Data provided:
·····

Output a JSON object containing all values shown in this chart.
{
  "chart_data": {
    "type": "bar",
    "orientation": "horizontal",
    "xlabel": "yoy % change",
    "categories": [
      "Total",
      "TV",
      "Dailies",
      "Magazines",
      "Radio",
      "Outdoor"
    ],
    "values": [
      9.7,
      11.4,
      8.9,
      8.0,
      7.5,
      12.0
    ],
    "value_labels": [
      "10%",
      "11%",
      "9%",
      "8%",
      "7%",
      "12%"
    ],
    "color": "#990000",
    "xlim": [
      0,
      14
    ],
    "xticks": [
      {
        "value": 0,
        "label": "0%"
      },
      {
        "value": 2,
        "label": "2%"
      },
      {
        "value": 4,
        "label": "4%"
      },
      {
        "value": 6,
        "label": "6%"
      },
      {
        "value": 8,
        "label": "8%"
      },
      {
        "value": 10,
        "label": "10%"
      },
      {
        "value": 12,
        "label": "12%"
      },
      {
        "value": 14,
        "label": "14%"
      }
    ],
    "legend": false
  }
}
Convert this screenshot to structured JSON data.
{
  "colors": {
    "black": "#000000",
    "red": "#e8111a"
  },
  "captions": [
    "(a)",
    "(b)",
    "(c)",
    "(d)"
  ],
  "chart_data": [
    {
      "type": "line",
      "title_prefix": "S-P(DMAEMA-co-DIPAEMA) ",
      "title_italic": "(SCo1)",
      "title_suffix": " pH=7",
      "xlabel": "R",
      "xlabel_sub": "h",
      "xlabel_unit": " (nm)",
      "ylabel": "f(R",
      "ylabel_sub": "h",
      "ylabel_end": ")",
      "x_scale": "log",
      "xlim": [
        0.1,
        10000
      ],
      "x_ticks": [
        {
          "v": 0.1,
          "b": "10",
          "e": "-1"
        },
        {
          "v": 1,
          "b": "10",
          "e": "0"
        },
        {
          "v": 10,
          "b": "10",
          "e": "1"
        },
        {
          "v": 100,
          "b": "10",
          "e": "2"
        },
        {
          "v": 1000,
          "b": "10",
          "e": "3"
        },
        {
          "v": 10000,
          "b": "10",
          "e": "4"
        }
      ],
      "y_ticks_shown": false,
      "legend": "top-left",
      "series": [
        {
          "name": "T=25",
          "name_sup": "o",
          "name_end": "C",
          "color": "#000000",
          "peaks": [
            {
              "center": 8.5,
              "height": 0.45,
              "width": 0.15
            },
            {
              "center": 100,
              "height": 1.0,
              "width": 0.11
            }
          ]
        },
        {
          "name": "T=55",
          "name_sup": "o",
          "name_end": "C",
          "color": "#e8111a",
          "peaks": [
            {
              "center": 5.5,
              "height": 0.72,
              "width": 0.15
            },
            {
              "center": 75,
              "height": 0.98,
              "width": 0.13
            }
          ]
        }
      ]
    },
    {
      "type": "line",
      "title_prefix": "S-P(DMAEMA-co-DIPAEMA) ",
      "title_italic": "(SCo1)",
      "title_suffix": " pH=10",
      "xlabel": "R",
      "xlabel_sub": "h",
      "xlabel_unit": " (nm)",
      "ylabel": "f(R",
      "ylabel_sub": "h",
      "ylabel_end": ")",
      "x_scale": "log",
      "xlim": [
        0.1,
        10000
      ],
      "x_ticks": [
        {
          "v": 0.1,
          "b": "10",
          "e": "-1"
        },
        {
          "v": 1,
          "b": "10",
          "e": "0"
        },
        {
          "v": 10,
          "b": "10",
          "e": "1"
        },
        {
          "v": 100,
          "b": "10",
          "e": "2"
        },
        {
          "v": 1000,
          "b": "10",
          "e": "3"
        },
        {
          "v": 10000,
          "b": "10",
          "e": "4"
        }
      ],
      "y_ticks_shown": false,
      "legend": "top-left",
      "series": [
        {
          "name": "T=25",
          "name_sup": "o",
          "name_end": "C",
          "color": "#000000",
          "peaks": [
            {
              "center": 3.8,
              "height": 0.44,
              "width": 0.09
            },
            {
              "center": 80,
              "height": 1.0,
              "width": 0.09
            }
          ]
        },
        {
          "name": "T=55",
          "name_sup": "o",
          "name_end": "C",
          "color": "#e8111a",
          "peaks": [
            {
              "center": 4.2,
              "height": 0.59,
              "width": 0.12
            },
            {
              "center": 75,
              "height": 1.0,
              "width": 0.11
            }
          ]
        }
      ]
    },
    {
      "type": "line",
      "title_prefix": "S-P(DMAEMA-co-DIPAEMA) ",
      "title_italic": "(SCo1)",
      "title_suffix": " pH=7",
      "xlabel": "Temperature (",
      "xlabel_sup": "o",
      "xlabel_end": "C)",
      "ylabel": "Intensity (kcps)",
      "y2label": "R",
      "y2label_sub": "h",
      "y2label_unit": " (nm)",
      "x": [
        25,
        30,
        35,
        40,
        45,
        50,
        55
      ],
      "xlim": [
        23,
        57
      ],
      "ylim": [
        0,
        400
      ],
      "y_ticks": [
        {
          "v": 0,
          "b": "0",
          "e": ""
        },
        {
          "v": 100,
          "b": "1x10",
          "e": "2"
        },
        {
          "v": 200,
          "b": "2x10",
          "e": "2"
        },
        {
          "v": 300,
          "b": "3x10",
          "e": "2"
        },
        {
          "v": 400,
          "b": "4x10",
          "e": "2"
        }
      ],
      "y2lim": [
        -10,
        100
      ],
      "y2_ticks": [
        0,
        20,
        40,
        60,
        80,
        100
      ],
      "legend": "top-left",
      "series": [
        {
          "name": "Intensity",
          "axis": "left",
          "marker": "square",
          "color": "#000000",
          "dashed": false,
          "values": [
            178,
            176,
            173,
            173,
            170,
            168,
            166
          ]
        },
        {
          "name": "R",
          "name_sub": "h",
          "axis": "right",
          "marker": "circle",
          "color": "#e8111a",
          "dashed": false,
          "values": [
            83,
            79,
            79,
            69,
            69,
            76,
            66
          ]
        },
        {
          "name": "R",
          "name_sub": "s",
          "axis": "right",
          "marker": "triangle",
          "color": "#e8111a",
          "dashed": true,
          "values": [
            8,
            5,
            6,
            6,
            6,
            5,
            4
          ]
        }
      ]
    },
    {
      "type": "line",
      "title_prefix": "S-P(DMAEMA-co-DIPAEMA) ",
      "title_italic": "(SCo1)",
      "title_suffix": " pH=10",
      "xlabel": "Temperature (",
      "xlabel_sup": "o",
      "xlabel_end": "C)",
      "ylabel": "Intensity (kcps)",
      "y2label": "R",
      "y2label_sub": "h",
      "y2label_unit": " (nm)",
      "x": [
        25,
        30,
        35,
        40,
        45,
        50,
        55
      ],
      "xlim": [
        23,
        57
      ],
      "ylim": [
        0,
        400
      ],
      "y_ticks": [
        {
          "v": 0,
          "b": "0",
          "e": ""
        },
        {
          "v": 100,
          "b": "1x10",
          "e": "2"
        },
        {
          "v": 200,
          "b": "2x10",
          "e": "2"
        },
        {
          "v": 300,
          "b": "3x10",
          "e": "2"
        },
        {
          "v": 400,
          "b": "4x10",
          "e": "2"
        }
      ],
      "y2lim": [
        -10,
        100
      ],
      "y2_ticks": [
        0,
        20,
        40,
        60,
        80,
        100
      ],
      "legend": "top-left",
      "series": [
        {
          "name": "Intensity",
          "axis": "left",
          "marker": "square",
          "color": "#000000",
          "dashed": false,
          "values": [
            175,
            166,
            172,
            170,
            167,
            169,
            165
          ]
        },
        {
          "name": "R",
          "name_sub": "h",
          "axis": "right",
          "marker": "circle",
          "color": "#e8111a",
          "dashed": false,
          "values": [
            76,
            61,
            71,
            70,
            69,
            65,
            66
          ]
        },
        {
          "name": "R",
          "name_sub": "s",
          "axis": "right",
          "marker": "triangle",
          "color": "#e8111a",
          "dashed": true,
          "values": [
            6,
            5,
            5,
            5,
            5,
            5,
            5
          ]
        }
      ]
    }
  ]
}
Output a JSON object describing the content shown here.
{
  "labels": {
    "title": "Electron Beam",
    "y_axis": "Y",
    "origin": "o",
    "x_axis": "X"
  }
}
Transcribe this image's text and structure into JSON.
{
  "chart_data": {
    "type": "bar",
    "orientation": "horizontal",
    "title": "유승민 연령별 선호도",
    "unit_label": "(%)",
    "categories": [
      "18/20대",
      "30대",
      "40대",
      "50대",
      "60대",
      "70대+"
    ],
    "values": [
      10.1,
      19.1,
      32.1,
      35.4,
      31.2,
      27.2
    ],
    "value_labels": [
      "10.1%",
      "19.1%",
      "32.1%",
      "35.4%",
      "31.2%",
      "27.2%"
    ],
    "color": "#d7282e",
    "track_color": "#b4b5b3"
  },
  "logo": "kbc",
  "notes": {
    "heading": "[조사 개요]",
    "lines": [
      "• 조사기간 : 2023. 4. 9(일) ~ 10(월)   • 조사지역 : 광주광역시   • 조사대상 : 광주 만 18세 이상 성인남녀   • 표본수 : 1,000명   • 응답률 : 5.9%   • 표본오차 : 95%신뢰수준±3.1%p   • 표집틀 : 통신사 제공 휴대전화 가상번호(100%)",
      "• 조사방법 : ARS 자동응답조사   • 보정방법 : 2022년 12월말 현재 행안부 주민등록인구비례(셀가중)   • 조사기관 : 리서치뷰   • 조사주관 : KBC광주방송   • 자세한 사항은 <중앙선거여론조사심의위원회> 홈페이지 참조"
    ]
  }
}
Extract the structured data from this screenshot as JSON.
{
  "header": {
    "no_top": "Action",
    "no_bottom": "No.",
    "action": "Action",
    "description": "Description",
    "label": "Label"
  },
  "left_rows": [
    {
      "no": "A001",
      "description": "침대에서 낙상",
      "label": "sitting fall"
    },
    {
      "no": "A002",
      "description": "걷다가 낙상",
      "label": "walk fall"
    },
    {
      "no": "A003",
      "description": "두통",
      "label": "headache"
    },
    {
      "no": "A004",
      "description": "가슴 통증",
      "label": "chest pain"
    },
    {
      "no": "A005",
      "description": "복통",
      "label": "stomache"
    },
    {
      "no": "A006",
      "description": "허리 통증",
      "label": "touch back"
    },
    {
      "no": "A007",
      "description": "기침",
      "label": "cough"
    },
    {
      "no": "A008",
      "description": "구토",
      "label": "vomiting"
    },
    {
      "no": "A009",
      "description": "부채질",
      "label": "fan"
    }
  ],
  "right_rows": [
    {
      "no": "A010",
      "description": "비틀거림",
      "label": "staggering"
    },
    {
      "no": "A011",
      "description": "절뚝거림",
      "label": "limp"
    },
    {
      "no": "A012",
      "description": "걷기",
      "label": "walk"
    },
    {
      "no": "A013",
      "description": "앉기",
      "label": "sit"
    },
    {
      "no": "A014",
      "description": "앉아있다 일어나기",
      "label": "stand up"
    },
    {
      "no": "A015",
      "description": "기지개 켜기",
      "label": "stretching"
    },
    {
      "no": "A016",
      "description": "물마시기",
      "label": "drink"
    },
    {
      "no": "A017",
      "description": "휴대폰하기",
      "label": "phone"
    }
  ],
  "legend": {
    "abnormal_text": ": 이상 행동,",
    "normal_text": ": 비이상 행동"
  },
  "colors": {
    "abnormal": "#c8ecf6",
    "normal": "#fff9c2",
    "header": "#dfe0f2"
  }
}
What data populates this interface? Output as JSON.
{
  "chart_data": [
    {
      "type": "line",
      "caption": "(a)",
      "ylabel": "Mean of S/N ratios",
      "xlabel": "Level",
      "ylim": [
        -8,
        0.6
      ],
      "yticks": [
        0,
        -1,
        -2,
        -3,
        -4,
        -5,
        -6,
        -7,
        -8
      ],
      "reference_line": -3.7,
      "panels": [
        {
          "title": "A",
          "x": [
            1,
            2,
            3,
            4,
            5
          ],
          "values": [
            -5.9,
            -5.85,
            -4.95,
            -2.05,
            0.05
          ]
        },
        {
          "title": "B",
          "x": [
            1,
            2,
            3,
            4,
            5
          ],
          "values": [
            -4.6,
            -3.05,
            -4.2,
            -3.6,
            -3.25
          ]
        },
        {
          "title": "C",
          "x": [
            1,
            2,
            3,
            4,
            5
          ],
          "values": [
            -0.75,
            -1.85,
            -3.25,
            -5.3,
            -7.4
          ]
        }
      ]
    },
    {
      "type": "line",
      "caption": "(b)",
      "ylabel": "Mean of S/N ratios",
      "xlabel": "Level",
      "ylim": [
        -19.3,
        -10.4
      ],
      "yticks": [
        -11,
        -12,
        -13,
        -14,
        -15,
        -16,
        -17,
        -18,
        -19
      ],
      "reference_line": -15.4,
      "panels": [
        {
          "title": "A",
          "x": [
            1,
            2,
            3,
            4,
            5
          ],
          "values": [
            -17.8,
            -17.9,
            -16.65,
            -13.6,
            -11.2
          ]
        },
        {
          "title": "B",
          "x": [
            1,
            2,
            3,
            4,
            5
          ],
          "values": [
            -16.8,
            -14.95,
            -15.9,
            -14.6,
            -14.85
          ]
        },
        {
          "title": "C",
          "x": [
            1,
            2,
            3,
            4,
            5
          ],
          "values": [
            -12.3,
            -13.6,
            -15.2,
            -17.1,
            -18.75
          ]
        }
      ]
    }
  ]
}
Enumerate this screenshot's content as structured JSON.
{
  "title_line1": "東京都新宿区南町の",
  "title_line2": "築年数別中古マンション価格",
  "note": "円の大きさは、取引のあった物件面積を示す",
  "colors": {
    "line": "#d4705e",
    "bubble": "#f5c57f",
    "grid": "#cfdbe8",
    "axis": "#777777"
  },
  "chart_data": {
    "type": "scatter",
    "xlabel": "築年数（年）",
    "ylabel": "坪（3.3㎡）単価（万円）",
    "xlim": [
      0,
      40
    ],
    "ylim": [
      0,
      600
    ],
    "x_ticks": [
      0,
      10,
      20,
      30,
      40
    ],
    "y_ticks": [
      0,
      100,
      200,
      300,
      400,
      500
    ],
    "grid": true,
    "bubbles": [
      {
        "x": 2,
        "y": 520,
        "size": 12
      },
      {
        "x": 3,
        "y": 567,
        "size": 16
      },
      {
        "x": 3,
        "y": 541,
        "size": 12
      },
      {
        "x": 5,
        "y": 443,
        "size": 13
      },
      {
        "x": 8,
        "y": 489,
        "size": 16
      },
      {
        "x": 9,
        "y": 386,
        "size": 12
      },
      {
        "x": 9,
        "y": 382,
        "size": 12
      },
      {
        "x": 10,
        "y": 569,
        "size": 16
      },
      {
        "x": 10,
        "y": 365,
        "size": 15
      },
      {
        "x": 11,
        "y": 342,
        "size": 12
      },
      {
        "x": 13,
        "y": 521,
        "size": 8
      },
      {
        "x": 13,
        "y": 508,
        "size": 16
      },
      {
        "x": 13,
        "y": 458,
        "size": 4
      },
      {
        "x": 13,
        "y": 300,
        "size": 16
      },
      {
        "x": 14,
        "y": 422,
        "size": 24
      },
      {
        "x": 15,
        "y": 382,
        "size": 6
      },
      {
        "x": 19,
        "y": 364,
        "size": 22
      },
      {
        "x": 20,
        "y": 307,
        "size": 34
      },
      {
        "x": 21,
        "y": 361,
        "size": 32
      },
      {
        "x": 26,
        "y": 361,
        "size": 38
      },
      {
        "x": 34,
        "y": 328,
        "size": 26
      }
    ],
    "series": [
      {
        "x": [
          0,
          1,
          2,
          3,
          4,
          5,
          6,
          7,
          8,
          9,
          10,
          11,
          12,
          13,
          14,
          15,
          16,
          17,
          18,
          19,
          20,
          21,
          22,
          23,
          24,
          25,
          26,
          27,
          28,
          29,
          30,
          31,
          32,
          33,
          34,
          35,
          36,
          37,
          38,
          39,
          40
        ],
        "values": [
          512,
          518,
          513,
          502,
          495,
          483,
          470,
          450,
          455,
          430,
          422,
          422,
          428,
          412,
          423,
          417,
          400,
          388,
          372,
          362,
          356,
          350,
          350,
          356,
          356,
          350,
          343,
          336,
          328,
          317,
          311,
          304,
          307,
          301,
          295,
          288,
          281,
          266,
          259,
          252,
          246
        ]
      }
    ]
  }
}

·····

What to do: Search the data for "screenshot". Copy every line that has it.

Solution to this exercise:
Convert this screenshot to structured JSON data.
Extract the structured data from this screenshot as JSON.
Enumerate this screenshot's content as structured JSON.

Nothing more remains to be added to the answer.